* **Task objective**:
Images are excluded; otherwise, output every record exactly.

* **Data for the task**:
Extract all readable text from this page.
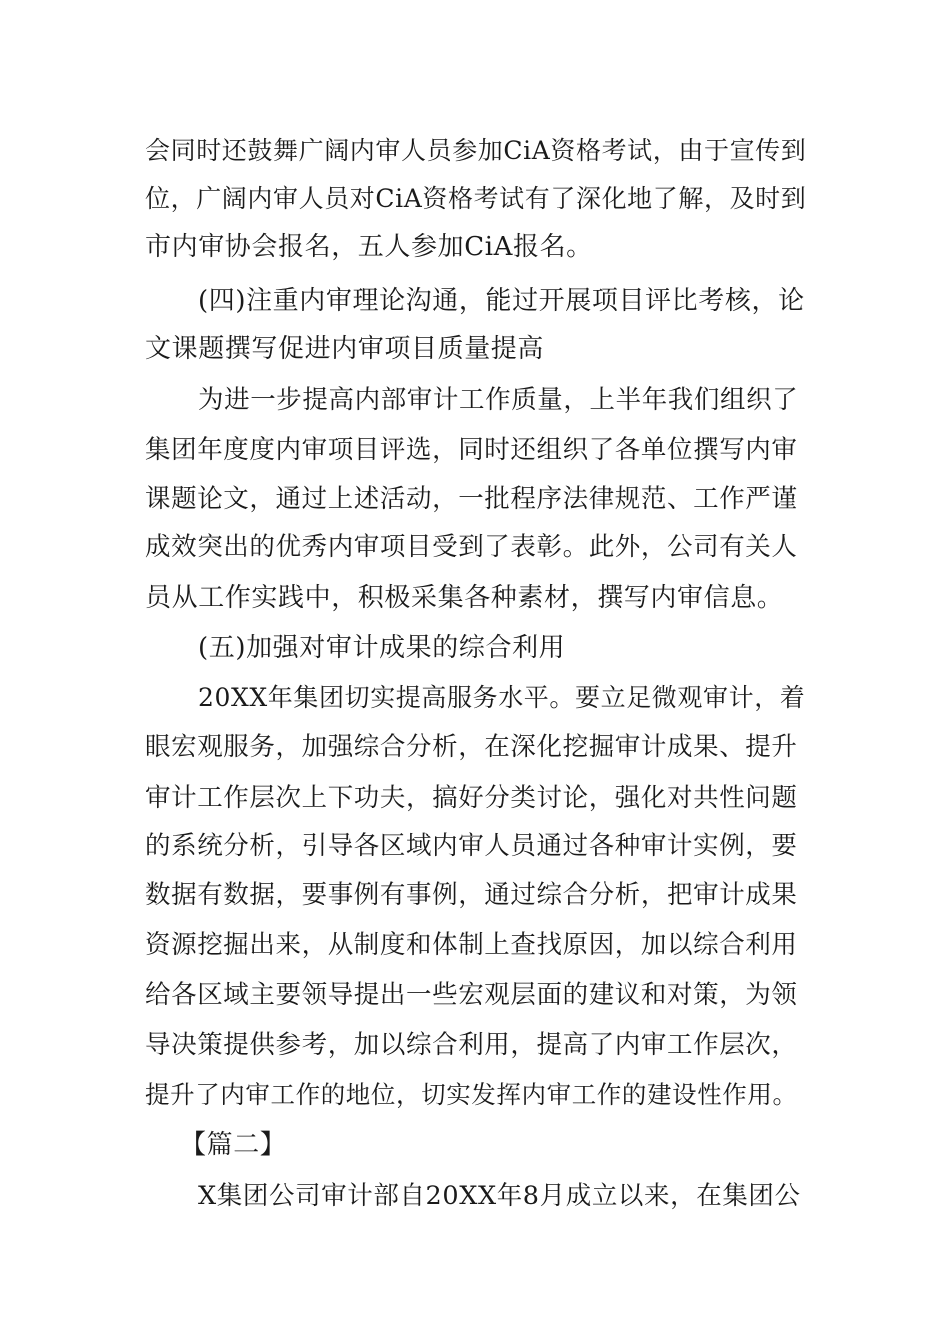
会同时还鼓舞广阔内审人员参加CiA资格考试，由于宣传到
位，广阔内审人员对CiA资格考试有了深化地了解，及时到
市内审协会报名，五人参加CiA报名。
(四)注重内审理论沟通，能过开展项目评比考核，论
文课题撰写促进内审项目质量提高
为进一步提高内部审计工作质量，上半年我们组织了
集团年度度内审项目评选，同时还组织了各单位撰写内审
课题论文，通过上述活动，一批程序法律规范、工作严谨
成效突出的优秀内审项目受到了表彰。此外，公司有关人
员从工作实践中，积极采集各种素材，撰写内审信息。
(五)加强对审计成果的综合利用
20XX年集团切实提高服务水平。要立足微观审计，着
眼宏观服务，加强综合分析，在深化挖掘审计成果、提升
审计工作层次上下功夫，搞好分类讨论，强化对共性问题
的系统分析，引导各区域内审人员通过各种审计实例，要
数据有数据，要事例有事例，通过综合分析，把审计成果
资源挖掘出来，从制度和体制上查找原因，加以综合利用
给各区域主要领导提出一些宏观层面的建议和对策，为领
导决策提供参考，加以综合利用，提高了内审工作层次，
提升了内审工作的地位，切实发挥内审工作的建设性作用。
【篇二】
X集团公司审计部自20XX年8月成立以来，在集团公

* **Output**:
Extract all readable text from this page.
会同时还鼓舞广阔内审人员参加CiA资格考试，由于宣传到
位，广阔内审人员对CiA资格考试有了深化地了解，及时到
市内审协会报名，五人参加CiA报名。
(四)注重内审理论沟通，能过开展项目评比考核，论
文课题撰写促进内审项目质量提高
为进一步提高内部审计工作质量，上半年我们组织了
集团年度度内审项目评选，同时还组织了各单位撰写内审
课题论文，通过上述活动，一批程序法律规范、工作严谨
成效突出的优秀内审项目受到了表彰。此外，公司有关人
员从工作实践中，积极采集各种素材，撰写内审信息。
(五)加强对审计成果的综合利用
20XX年集团切实提高服务水平。要立足微观审计，着
眼宏观服务，加强综合分析，在深化挖掘审计成果、提升
审计工作层次上下功夫，搞好分类讨论，强化对共性问题
的系统分析，引导各区域内审人员通过各种审计实例，要
数据有数据，要事例有事例，通过综合分析，把审计成果
资源挖掘出来，从制度和体制上查找原因，加以综合利用
给各区域主要领导提出一些宏观层面的建议和对策，为领
导决策提供参考，加以综合利用，提高了内审工作层次，
提升了内审工作的地位，切实发挥内审工作的建设性作用。
【篇二】
X集团公司审计部自20XX年8月成立以来，在集团公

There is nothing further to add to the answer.